EXERCISE BRIEF
Count every line that holds the string "Settings", and report the number alone.
# start of PROVIDED DATA
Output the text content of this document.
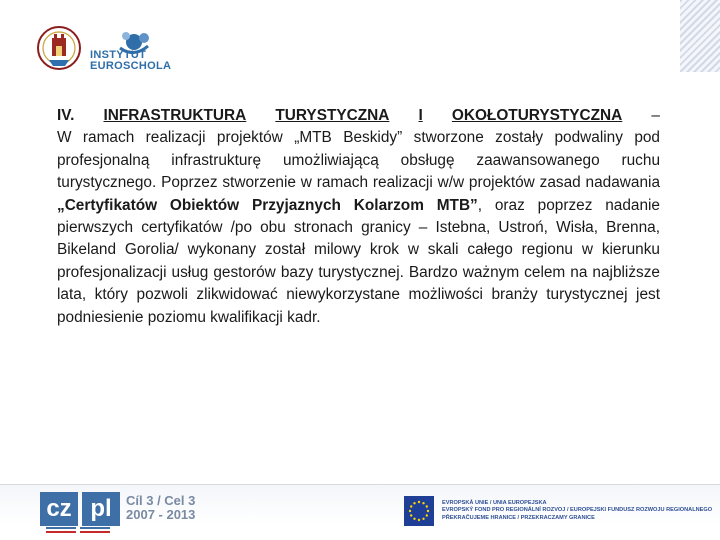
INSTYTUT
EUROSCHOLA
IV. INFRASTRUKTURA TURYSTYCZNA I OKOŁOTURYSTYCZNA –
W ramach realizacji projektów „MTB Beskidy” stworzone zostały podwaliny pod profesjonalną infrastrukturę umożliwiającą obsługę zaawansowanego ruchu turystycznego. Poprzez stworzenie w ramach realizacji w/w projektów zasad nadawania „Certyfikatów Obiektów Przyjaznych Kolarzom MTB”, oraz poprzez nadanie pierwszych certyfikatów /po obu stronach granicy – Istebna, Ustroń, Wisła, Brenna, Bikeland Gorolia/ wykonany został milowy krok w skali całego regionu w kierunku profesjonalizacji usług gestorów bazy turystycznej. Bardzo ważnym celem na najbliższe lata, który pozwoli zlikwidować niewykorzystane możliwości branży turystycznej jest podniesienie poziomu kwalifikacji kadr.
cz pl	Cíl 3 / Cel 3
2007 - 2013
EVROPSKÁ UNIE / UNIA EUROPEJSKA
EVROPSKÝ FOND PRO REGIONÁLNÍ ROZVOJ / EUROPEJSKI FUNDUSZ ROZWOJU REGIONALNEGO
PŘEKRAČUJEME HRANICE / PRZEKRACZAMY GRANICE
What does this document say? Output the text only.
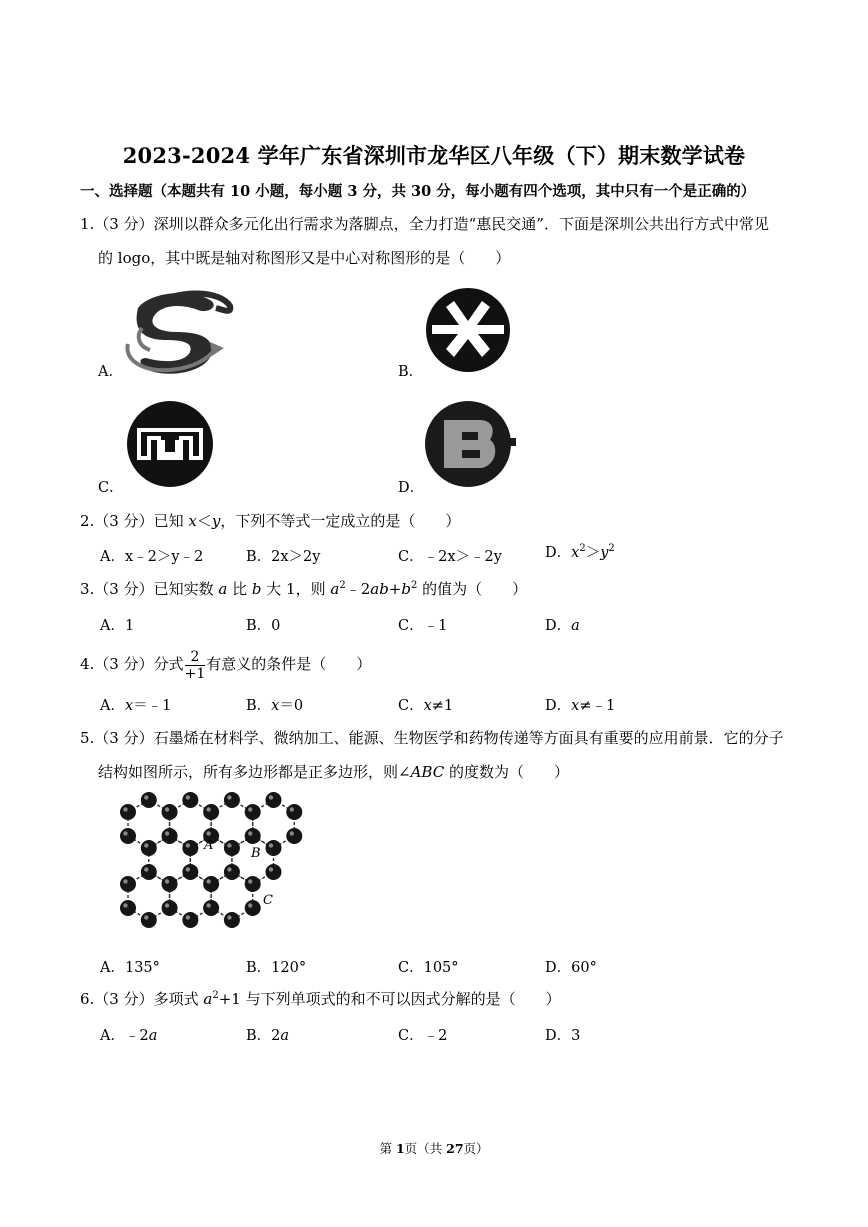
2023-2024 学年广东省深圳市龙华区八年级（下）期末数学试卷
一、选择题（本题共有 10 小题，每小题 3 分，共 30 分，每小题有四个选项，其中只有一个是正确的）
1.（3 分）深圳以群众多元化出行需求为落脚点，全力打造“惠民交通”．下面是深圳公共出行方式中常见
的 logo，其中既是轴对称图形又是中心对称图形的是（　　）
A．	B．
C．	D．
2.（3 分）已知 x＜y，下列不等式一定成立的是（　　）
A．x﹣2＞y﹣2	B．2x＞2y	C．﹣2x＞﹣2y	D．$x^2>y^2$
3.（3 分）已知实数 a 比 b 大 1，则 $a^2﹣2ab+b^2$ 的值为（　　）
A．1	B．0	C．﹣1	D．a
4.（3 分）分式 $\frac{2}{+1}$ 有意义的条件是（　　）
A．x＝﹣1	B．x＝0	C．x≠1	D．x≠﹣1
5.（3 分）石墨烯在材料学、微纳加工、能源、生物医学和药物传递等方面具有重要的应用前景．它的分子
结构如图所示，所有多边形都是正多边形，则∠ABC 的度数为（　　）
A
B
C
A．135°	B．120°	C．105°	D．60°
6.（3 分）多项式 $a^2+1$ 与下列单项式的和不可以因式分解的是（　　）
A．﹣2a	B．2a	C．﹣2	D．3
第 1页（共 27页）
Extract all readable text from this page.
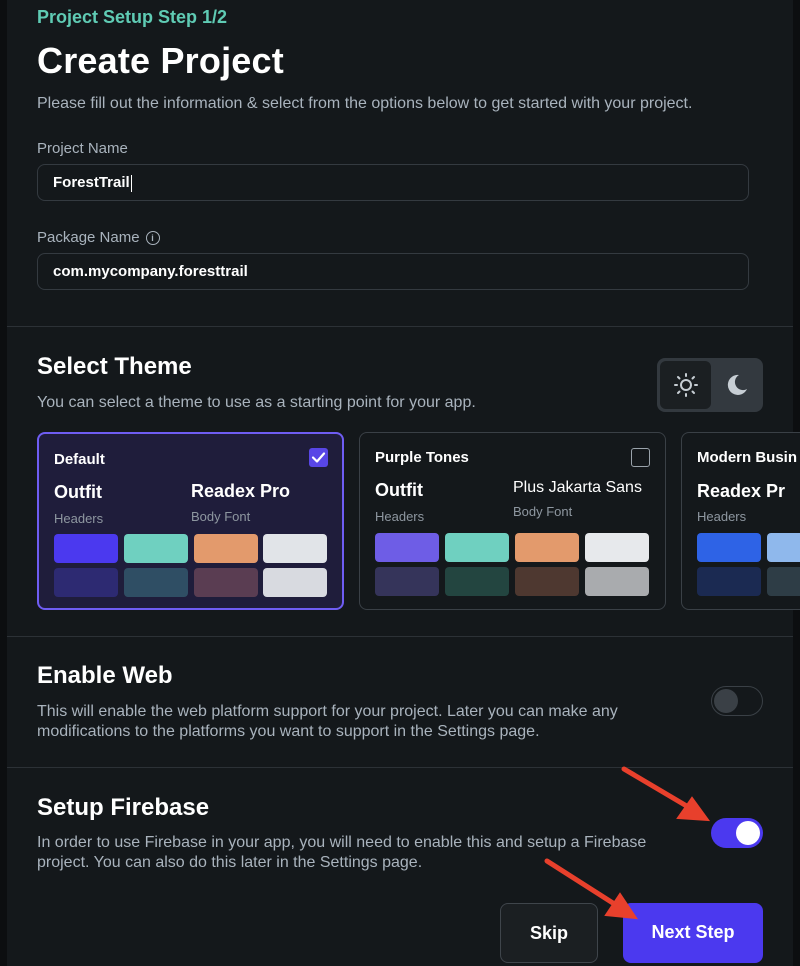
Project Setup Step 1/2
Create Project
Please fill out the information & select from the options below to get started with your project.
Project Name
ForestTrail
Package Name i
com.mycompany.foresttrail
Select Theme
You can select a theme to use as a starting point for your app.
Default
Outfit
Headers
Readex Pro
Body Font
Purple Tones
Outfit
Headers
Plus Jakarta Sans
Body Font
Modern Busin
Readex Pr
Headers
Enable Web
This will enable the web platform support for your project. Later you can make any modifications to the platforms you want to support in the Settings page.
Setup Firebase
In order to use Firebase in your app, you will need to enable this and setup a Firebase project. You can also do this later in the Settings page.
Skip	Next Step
# end of PROVIDED DATA
# start of PROVIDED DATA
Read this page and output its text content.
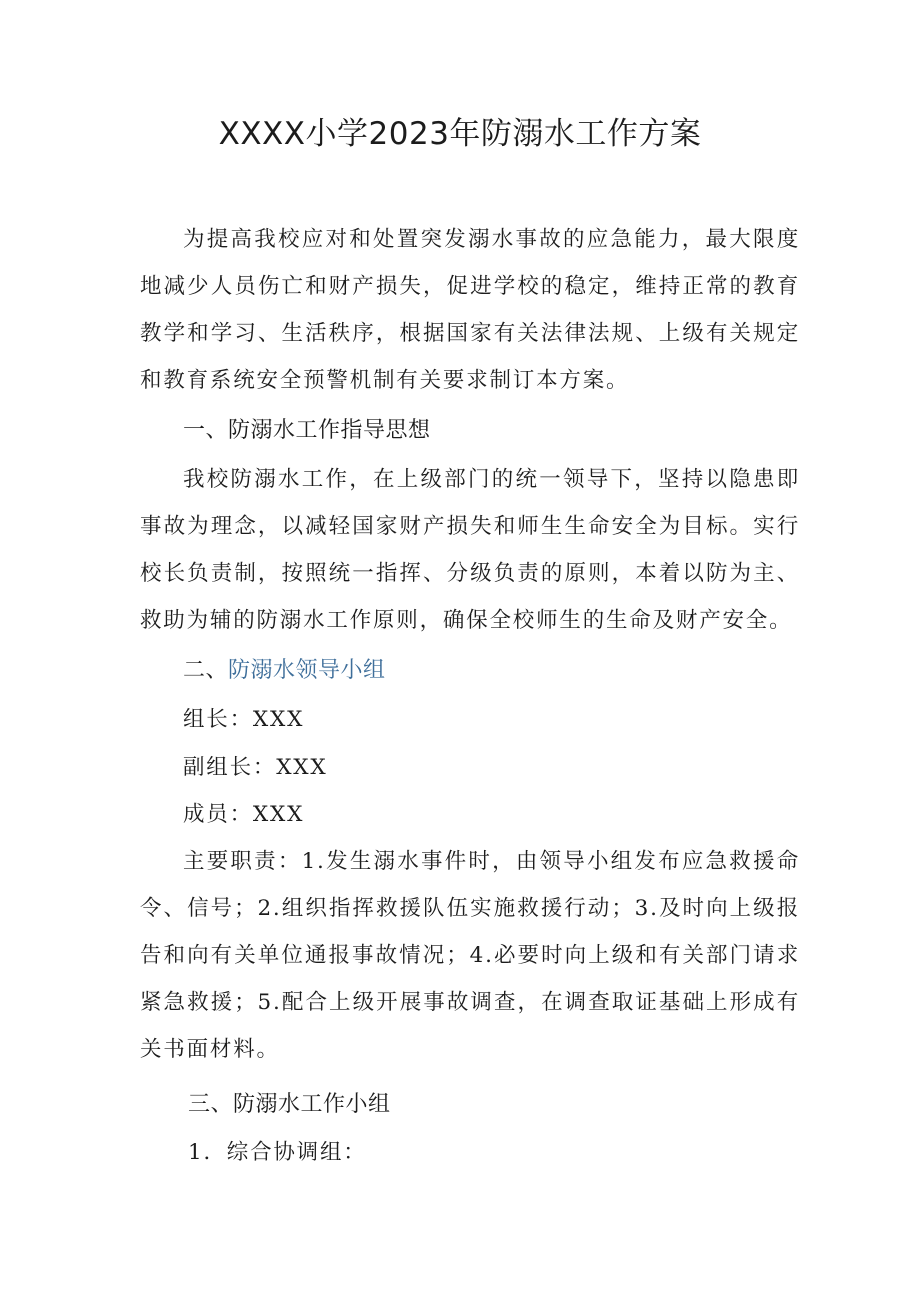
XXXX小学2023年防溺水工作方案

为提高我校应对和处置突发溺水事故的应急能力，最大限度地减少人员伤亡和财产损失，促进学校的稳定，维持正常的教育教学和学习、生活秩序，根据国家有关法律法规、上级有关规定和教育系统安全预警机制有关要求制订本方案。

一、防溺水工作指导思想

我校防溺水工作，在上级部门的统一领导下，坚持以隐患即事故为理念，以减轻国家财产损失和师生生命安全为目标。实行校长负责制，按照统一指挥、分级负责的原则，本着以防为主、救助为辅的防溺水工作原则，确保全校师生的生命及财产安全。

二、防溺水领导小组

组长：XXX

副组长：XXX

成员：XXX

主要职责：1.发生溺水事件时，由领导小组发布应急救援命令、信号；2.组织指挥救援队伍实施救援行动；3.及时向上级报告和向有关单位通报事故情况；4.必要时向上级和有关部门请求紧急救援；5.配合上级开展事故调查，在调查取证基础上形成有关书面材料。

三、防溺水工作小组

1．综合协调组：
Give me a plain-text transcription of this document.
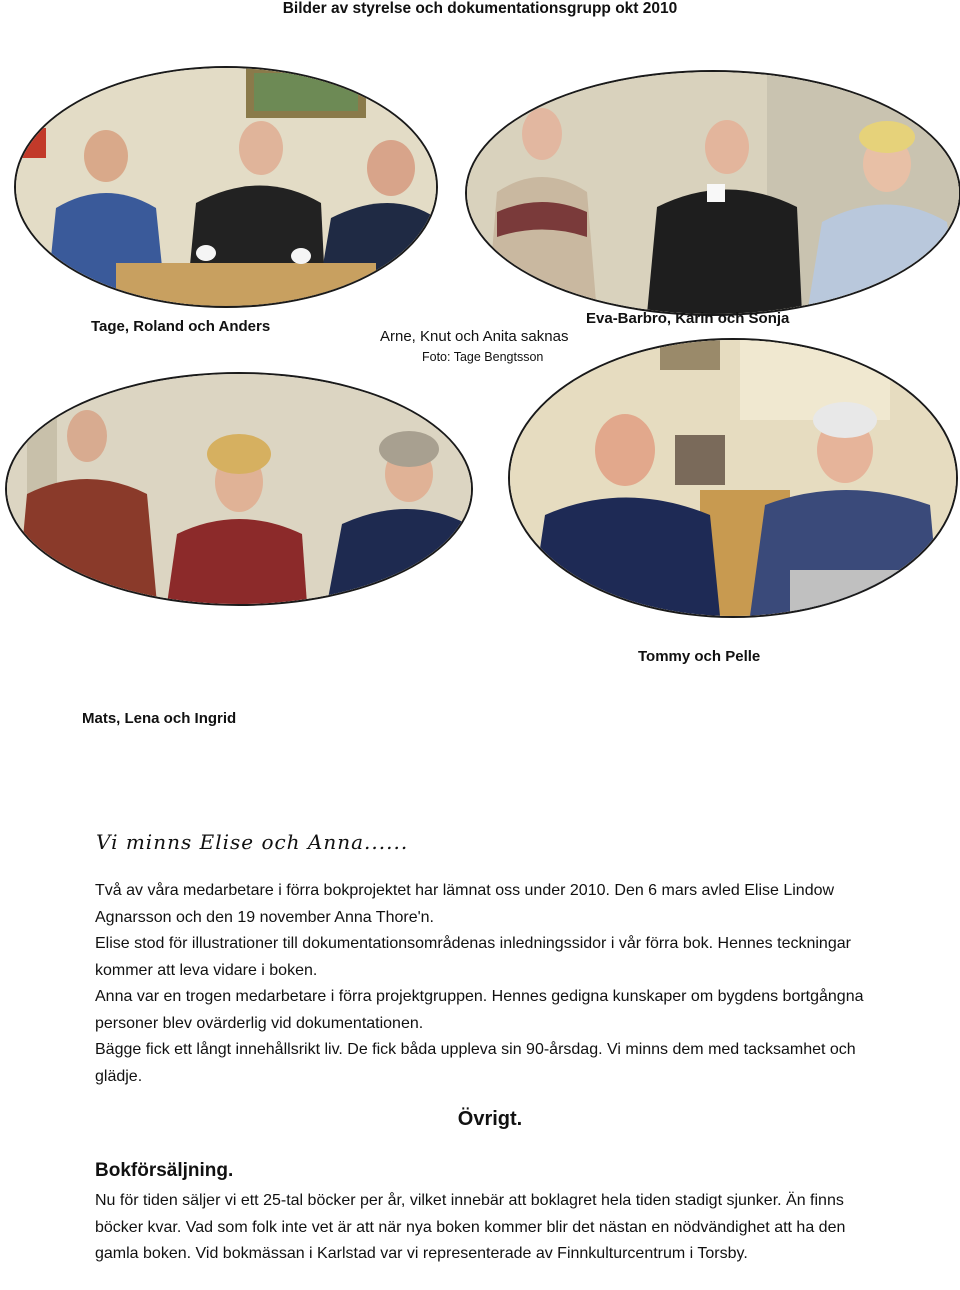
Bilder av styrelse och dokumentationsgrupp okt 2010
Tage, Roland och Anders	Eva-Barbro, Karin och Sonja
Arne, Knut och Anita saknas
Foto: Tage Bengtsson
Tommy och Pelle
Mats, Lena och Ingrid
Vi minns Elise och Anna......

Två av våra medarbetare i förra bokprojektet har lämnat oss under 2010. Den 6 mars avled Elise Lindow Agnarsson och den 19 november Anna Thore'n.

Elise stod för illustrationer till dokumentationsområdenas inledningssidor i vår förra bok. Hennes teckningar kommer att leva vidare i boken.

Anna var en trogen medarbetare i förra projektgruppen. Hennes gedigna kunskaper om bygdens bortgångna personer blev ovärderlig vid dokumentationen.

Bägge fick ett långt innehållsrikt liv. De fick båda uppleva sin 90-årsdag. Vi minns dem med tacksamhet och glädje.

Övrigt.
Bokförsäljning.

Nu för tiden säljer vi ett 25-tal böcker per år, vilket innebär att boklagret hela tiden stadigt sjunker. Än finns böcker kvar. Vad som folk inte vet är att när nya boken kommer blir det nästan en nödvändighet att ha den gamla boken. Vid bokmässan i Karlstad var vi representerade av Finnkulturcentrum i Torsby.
# end of PROVIDED DATA
WORKED ANSWER
2